[Extracted data entries]
====

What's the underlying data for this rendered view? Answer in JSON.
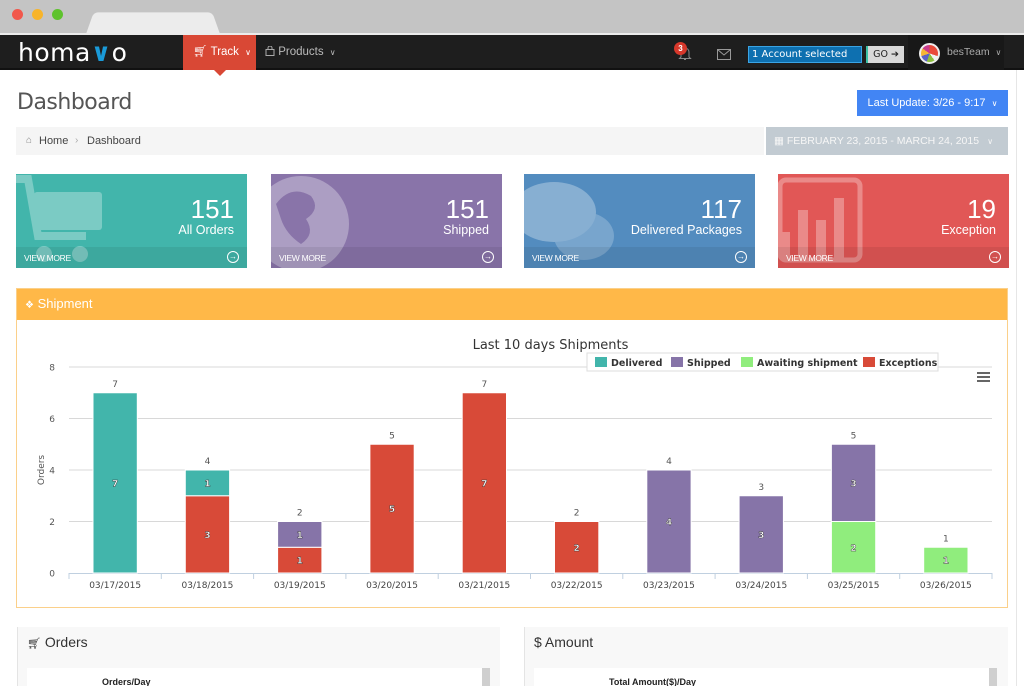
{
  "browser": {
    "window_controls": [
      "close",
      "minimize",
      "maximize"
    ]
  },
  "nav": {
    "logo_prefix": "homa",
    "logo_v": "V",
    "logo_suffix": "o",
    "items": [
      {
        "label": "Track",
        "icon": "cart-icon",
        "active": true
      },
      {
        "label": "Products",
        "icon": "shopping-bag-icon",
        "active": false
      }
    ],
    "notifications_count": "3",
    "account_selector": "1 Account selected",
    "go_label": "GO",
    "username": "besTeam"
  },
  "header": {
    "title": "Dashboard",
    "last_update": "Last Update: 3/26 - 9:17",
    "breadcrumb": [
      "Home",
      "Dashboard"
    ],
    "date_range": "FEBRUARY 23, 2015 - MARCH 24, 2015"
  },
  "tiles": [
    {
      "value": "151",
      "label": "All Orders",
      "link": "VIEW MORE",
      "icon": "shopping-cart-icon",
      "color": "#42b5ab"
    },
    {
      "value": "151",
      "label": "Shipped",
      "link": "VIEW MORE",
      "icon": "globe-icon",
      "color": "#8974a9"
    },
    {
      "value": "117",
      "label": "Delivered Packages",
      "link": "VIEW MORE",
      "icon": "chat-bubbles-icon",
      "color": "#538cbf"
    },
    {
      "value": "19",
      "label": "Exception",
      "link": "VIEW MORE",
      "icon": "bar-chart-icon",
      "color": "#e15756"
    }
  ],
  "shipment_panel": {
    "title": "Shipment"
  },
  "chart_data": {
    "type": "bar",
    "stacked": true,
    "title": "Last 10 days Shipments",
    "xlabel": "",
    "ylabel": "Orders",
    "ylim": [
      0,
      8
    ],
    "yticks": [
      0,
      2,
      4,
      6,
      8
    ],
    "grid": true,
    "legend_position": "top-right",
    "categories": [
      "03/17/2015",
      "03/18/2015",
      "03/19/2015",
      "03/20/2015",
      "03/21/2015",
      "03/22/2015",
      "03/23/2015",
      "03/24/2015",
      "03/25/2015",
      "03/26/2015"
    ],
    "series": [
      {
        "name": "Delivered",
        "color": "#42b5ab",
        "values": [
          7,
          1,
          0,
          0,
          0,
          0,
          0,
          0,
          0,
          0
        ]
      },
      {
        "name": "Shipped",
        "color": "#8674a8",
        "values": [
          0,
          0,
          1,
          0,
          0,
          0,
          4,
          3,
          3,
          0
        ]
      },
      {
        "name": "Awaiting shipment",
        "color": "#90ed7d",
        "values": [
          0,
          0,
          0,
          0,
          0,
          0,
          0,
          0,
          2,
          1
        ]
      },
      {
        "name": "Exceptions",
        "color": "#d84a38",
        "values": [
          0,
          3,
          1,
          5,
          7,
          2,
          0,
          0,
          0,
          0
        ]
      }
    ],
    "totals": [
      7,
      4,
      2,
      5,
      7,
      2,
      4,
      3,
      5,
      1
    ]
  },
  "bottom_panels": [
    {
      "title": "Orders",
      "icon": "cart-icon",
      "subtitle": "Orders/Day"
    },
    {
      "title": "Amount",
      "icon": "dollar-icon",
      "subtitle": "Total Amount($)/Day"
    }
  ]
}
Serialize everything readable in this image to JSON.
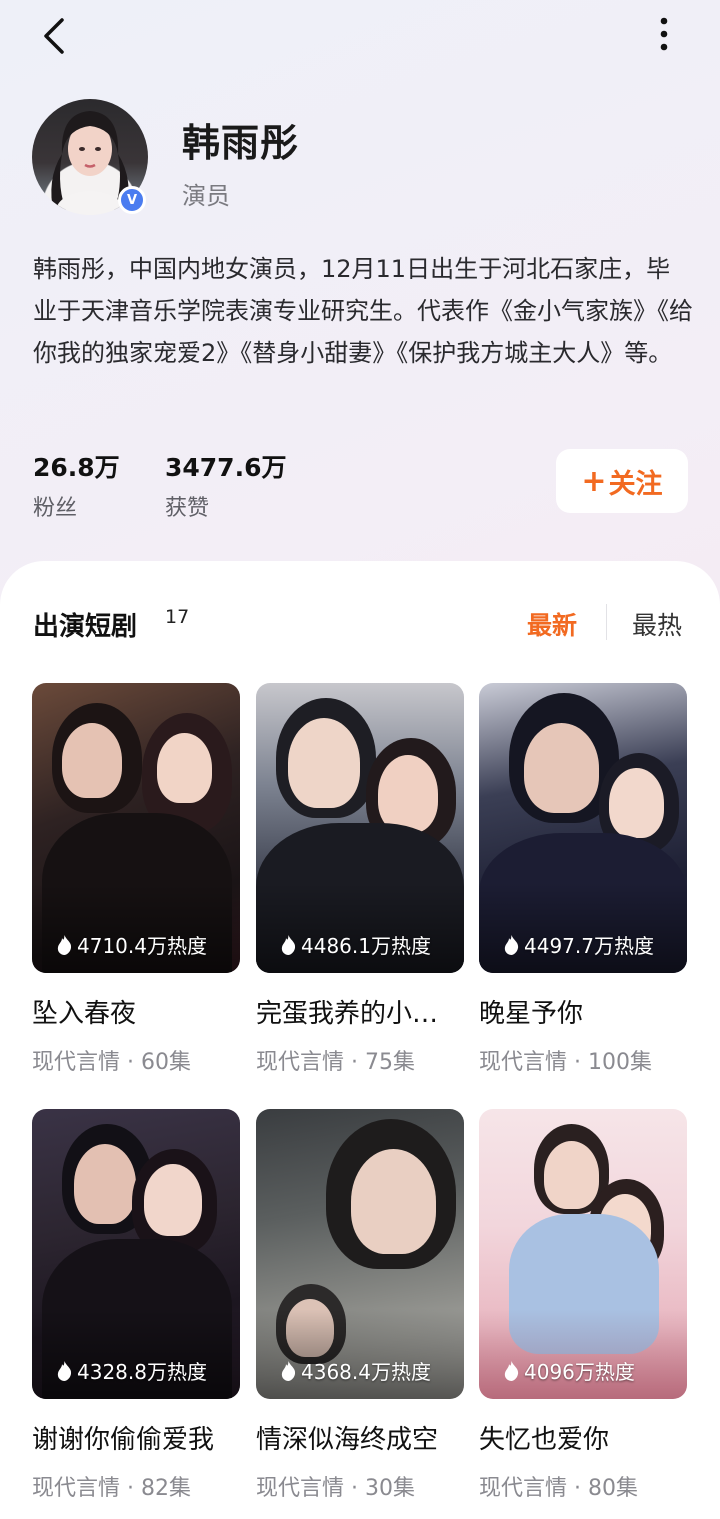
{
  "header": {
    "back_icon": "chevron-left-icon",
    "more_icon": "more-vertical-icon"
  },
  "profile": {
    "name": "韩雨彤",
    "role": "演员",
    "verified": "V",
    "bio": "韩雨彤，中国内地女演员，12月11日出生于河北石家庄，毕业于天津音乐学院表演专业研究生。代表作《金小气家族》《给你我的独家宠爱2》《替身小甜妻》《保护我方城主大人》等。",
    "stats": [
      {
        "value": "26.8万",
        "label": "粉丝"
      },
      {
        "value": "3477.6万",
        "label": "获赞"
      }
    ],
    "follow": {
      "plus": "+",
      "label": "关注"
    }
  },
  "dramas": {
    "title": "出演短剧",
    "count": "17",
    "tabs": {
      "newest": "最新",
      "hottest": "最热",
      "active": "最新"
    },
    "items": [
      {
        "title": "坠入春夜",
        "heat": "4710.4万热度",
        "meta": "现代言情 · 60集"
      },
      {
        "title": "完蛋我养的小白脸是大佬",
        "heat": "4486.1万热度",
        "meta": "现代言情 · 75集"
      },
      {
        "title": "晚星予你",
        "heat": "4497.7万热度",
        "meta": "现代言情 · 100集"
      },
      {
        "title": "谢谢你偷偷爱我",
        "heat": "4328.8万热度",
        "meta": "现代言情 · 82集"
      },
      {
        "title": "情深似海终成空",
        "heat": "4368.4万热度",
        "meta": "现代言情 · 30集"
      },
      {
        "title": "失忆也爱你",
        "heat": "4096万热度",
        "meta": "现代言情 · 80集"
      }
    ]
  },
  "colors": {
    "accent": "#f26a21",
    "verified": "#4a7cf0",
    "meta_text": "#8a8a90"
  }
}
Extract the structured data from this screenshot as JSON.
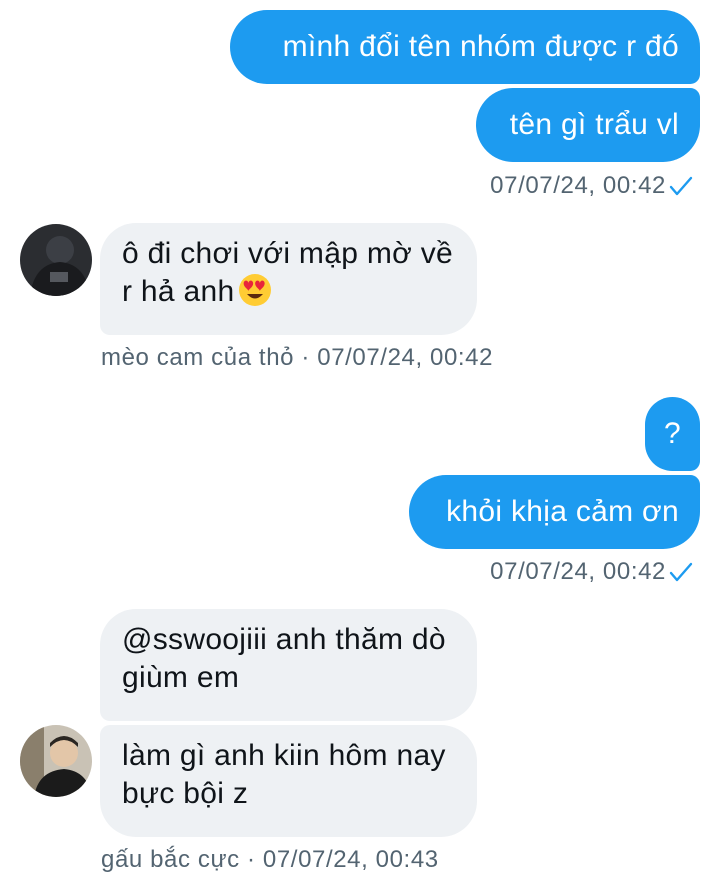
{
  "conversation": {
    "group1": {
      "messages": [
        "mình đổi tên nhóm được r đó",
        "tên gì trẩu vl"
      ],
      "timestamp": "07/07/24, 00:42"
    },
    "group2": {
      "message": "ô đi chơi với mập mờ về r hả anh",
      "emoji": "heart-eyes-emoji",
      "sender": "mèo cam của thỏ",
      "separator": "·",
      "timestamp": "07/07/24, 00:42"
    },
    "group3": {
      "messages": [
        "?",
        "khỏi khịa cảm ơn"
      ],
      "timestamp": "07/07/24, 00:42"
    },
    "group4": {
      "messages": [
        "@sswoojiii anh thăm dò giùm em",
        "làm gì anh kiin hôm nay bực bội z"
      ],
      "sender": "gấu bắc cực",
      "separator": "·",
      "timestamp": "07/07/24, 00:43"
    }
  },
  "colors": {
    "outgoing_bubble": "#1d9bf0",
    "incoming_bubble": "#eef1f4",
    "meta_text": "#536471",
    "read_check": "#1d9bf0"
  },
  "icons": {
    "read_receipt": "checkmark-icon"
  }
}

====

Short problem
Where a line holds "sender", copy it out.

Finished exercise
      "sender": "mèo cam của thỏ",
      "sender": "gấu bắc cực",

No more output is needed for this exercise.